--- Start of SELECTED TEXT ---
I suppose it should also be noted that ml array operations are not
raw, like `table.*` functions are.

Maybe ml.count_keys should be ml.kcount or just ml.count, analogous to
naming conventions like in ml.imap and `ipairs/pairs`.  Like Dirk
mentioned, "subset/countset/equalset" are more obvious to me than
"*_keys" since these will *usually* be used for sets.  It may be
mentioned in the tutorial that `if next(t)` or `if next(t) ~= nil` has
been one idiom to test for empty set.  Another idiom: `not not o ==
ml.truth(o)`.

The docs could mention that ml.collect works only on stateful
iterators and collects the first value.  ml.collect(pairs{1,2,3})
would fail.

TODO: Add precise semantics/tests of ml.split.  ml.split(s, '') can be
ambiguous but presently has the Python, not Perl, behavior.  The
obscure case ml.split("asdfsadf", '.-') hangs, unlike Python.

> An interesting question I've been discussing with Vadim; tstring
> should be as correct as possible, as long as it remains a simple
> robust debugging/light serialization tool.
--- End of SELECTED TEXT ---
__GIVEN PROBLEM__:
Write out the part of the post on the ml library that runs from "The docs could" up to and including "hangs, unlike Python.", word for word.
--- Start of EXTRACTED INFORMATION ---
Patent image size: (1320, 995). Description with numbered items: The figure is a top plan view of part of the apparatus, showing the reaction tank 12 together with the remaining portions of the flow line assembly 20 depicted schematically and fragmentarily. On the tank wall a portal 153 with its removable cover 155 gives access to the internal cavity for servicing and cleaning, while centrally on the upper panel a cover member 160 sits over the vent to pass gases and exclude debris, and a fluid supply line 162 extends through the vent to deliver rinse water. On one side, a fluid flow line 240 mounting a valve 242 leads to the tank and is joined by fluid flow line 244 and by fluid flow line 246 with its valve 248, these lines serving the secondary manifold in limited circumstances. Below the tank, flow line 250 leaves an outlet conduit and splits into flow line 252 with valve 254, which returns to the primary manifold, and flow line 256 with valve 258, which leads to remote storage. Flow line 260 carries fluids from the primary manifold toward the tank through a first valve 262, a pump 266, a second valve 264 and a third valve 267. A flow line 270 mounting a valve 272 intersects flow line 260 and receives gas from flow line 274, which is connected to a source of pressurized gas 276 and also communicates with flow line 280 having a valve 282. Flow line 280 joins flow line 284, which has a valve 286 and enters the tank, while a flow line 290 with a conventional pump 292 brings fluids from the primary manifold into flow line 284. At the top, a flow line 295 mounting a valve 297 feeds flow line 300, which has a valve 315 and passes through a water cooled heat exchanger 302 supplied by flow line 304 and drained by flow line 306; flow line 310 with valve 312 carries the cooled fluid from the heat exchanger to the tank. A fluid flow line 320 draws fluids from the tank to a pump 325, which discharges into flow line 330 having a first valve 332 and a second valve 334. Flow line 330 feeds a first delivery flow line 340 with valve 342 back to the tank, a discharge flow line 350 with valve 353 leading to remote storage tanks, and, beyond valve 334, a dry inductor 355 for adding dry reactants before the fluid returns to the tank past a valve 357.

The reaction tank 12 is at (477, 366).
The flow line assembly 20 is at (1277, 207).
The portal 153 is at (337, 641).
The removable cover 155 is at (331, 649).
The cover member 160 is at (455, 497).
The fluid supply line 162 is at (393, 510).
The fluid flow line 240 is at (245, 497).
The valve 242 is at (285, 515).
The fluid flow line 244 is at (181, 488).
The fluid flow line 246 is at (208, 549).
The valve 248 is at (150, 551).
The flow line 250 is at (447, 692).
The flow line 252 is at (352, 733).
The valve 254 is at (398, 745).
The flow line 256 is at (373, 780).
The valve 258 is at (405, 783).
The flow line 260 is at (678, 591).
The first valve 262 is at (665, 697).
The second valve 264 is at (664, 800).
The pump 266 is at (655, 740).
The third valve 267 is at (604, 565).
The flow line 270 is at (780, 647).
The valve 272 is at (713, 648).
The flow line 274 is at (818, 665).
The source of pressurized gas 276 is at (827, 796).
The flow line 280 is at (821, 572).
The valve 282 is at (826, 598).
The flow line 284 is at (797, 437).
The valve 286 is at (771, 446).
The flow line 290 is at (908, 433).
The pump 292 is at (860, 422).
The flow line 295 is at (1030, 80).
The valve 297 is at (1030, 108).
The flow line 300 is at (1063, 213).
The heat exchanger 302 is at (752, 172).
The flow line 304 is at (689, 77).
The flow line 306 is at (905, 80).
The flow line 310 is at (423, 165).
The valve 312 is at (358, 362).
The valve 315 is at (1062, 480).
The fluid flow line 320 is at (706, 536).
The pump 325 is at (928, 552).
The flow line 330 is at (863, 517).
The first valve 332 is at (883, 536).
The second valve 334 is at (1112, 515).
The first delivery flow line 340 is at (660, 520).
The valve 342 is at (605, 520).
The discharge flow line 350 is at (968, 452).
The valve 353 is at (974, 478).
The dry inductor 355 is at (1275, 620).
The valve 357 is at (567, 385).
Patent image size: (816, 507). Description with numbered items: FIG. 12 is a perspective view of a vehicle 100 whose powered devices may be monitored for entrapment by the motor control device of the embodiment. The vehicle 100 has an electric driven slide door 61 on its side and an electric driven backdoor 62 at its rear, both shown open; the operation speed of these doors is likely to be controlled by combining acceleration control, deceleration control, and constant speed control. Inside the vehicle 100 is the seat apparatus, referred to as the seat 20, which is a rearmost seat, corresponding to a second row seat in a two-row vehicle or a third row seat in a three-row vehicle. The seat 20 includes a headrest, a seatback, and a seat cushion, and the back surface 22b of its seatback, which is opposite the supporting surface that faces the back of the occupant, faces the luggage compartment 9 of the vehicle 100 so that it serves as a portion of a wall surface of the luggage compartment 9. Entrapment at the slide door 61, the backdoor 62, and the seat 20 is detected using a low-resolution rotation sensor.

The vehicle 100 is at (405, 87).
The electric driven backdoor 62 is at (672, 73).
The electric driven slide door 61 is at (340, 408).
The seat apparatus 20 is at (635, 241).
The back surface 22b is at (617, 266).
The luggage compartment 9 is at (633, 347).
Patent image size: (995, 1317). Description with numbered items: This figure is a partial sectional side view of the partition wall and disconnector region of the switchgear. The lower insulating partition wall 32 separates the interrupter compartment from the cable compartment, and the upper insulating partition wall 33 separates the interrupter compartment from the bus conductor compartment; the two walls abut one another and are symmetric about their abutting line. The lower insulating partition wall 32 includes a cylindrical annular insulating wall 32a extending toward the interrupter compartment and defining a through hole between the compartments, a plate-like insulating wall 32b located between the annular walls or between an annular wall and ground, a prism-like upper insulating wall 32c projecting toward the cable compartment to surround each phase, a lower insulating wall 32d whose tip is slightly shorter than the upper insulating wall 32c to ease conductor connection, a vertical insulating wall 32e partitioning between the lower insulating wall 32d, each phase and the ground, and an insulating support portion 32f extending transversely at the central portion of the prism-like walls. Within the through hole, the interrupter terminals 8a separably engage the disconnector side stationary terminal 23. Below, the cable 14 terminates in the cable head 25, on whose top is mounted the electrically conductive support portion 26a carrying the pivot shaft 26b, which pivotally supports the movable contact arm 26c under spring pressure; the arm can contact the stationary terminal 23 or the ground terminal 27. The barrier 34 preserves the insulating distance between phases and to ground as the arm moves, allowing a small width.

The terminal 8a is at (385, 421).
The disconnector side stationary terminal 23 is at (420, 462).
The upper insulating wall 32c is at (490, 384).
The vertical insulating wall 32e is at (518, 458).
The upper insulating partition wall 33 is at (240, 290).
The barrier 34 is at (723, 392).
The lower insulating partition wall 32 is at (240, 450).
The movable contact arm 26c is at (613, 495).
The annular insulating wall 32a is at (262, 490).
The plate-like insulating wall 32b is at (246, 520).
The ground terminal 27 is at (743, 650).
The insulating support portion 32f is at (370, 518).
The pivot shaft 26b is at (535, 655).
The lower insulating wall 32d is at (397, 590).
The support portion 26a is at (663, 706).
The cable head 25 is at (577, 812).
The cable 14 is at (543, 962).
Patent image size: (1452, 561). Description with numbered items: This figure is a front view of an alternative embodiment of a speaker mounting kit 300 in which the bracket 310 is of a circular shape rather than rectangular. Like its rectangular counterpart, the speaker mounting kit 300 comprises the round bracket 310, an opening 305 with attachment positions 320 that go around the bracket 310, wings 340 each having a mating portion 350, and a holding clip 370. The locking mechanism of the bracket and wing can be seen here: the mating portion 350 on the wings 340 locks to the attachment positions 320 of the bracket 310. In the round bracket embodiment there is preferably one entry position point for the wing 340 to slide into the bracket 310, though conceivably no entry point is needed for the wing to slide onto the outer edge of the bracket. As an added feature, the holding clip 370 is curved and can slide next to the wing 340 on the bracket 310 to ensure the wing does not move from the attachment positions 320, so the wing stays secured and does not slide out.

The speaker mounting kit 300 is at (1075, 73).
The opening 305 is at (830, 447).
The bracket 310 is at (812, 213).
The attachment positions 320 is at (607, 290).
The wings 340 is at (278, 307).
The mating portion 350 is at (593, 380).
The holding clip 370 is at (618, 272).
--- End of EXTRACTED INFORMATION ---
__WRITTEN ANSWER__:
The docs could mention that ml.collect works only on stateful
iterators and collects the first value.  ml.collect(pairs{1,2,3})
would fail.

TODO: Add precise semantics/tests of ml.split.  ml.split(s, '') can be
ambiguous but presently has the Python, not Perl, behavior.  The
obscure case ml.split("asdfsadf", '.-') hangs, unlike Python.